:: EXTRACTED DATA

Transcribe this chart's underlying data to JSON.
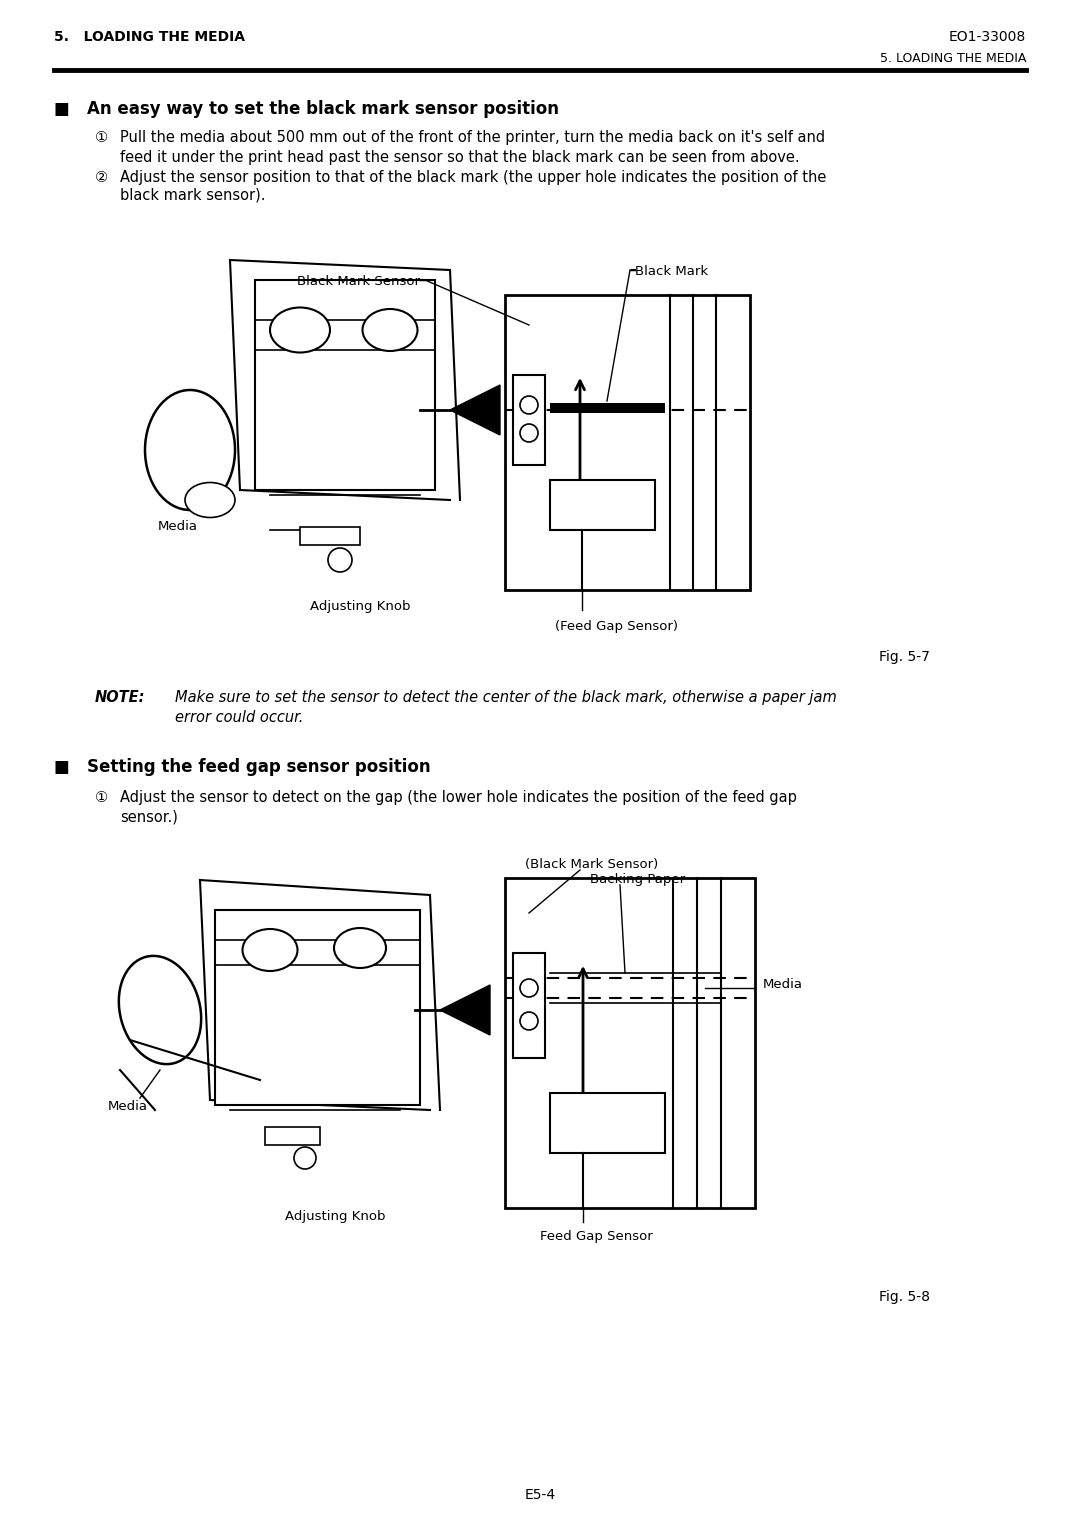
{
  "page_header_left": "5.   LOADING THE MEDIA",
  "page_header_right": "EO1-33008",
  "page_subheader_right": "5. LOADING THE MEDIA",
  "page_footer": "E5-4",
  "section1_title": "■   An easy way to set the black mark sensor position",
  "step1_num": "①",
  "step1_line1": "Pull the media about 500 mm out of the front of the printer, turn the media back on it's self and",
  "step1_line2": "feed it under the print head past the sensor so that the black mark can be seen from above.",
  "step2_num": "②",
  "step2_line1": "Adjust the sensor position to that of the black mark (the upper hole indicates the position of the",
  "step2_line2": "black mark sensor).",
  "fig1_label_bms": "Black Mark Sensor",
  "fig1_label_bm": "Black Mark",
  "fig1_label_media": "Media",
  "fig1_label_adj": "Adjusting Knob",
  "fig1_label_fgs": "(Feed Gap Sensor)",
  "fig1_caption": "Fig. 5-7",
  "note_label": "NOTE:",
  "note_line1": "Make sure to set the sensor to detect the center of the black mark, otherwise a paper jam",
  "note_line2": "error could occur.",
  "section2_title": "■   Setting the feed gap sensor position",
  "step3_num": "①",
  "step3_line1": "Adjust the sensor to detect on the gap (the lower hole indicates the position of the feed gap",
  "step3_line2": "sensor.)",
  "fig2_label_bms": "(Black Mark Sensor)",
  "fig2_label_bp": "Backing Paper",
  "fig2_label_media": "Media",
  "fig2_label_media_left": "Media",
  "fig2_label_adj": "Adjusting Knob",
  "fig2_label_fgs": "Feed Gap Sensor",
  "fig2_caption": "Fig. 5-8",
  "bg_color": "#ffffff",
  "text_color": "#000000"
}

::::

Copy out every line of the data that includes "hole".

■ CORRECT OUTPUT ■
  "step2_line1": "Adjust the sensor position to that of the black mark (the upper hole indicates the position of the",
  "step3_line1": "Adjust the sensor to detect on the gap (the lower hole indicates the position of the feed gap",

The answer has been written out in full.